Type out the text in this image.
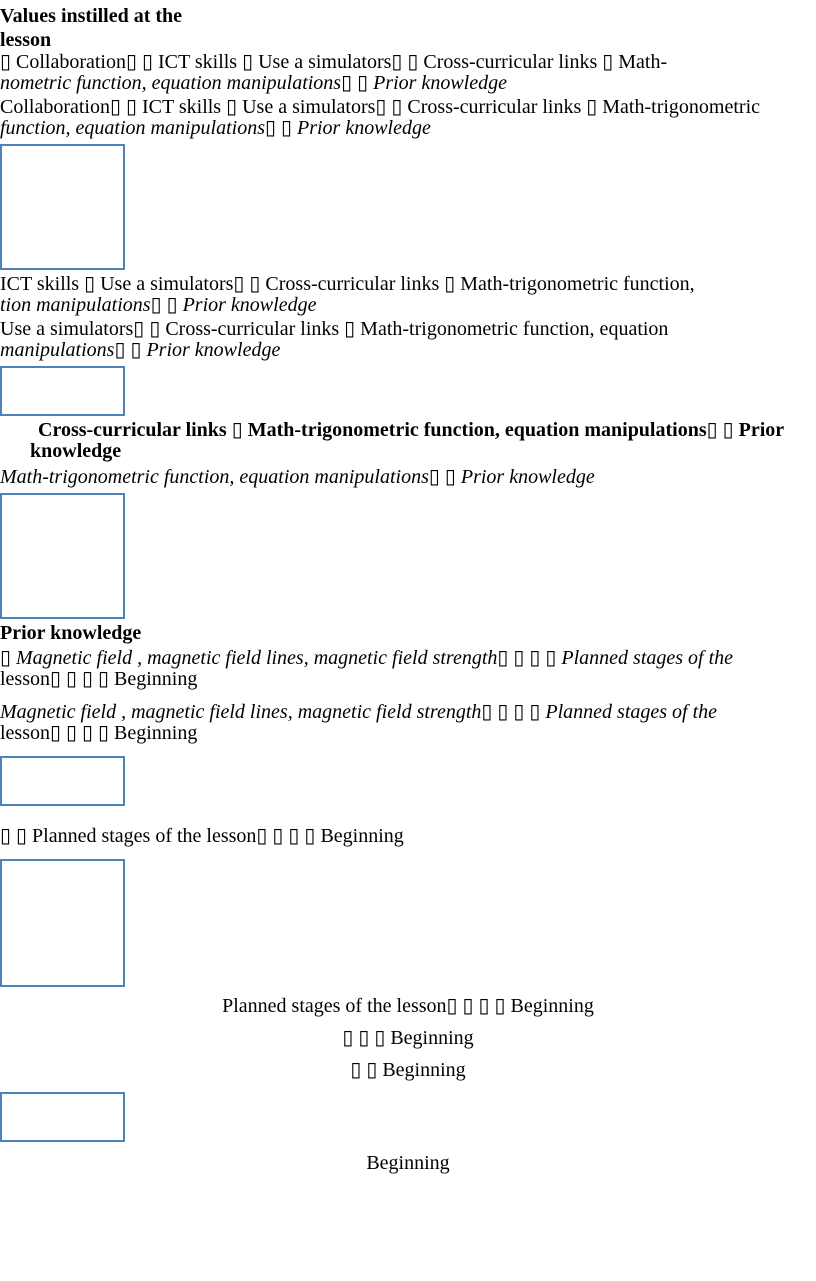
Values instilled at the lesson
▯ Collaboration▯ ▯ ICT skills ▯ Use a simulators▯ ▯ Cross-curricular links ▯ Math-
nometric function, equation manipulations▯ ▯ Prior knowledge
Collaboration▯ ▯ ICT skills ▯ Use a simulators▯ ▯ Cross-curricular links ▯ Math-trigonometric
function, equation manipulations▯ ▯ Prior knowledge
ICT skills ▯ Use a simulators▯ ▯ Cross-curricular links ▯ Math-trigonometric function,
tion manipulations▯ ▯ Prior knowledge
Use a simulators▯ ▯ Cross-curricular links ▯ Math-trigonometric function, equation
manipulations▯ ▯ Prior knowledge
Cross-curricular links ▯ Math-trigonometric function, equation manipulations▯ ▯ Prior
knowledge
Math-trigonometric function, equation manipulations▯ ▯ Prior knowledge
Prior knowledge
▯ Magnetic field , magnetic field lines, magnetic field strength▯ ▯ ▯ ▯ Planned stages of the
lesson▯ ▯ ▯ ▯ Beginning
Magnetic field , magnetic field lines, magnetic field strength▯ ▯ ▯ ▯ Planned stages of the
lesson▯ ▯ ▯ ▯ Beginning
▯ ▯ Planned stages of the lesson▯ ▯ ▯ ▯ Beginning
Planned stages of the lesson▯ ▯ ▯ ▯ Beginning
▯ ▯ ▯ Beginning
▯ ▯ Beginning
Beginning
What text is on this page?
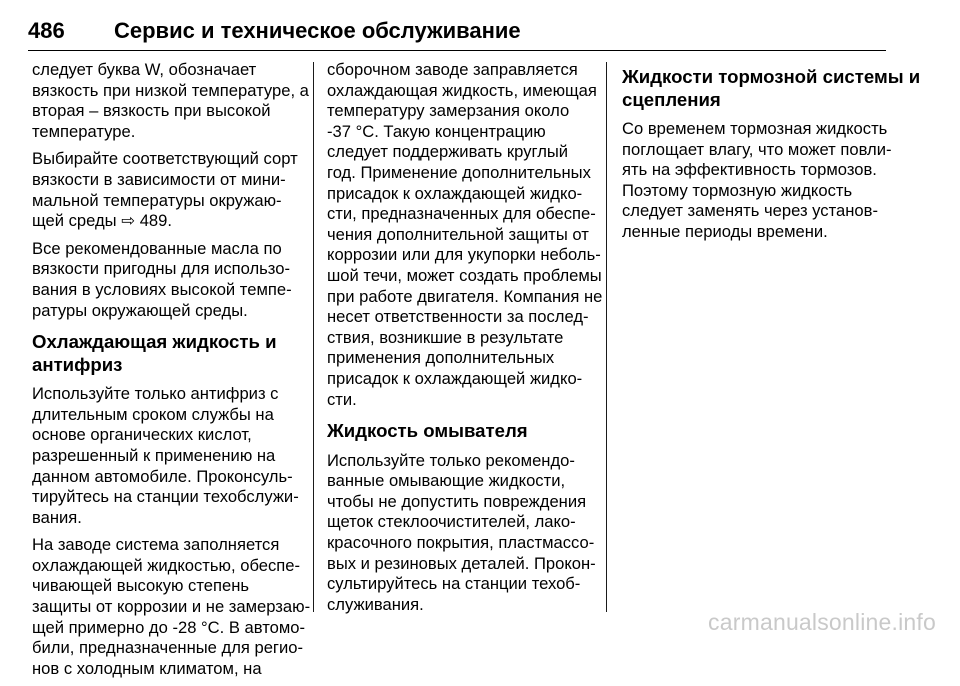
486 Сервис и техническое обслуживание

следует буква W, обозначает
вязкость при низкой температуре, а
вторая – вязкость при высокой
температуре.

Выбирайте соответствующий сорт
вязкости в зависимости от мини-
мальной температуры окружаю-
щей среды ⇨ 489.

Все рекомендованные масла по
вязкости пригодны для использо-
вания в условиях высокой темпе-
ратуры окружающей среды.

Охлаждающая жидкость и
антифриз

Используйте только антифриз с
длительным сроком службы на
основе органических кислот,
разрешенный к применению на
данном автомобиле. Проконсуль-
тируйтесь на станции техобслужи-
вания.

На заводе система заполняется
охлаждающей жидкостью, обеспе-
чивающей высокую степень
защиты от коррозии и не замерзаю-
щей примерно до -28 °C. В автомо-
били, предназначенные для регио-
нов с холодным климатом, на

сборочном заводе заправляется
охлаждающая жидкость, имеющая
температуру замерзания около
-37 °C. Такую концентрацию
следует поддерживать круглый
год. Применение дополнительных
присадок к охлаждающей жидко-
сти, предназначенных для обеспе-
чения дополнительной защиты от
коррозии или для укупорки неболь-
шой течи, может создать проблемы
при работе двигателя. Компания не
несет ответственности за послед-
ствия, возникшие в результате
применения дополнительных
присадок к охлаждающей жидко-
сти.

Жидкость омывателя

Используйте только рекомендо-
ванные омывающие жидкости,
чтобы не допустить повреждения
щеток стеклоочистителей, лако-
красочного покрытия, пластмассо-
вых и резиновых деталей. Прокон-
сультируйтесь на станции техоб-
служивания.

Жидкости тормозной системы и
сцепления

Со временем тормозная жидкость
поглощает влагу, что может повли-
ять на эффективность тормозов.
Поэтому тормозную жидкость
следует заменять через установ-
ленные периоды времени.

carmanualsonline.info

● **WRITTEN INSTRUCTION**:
Copy each line above that contains the string "только".

● **EXERCISE ANSWER**:
Используйте только антифриз с
Используйте только рекомендо-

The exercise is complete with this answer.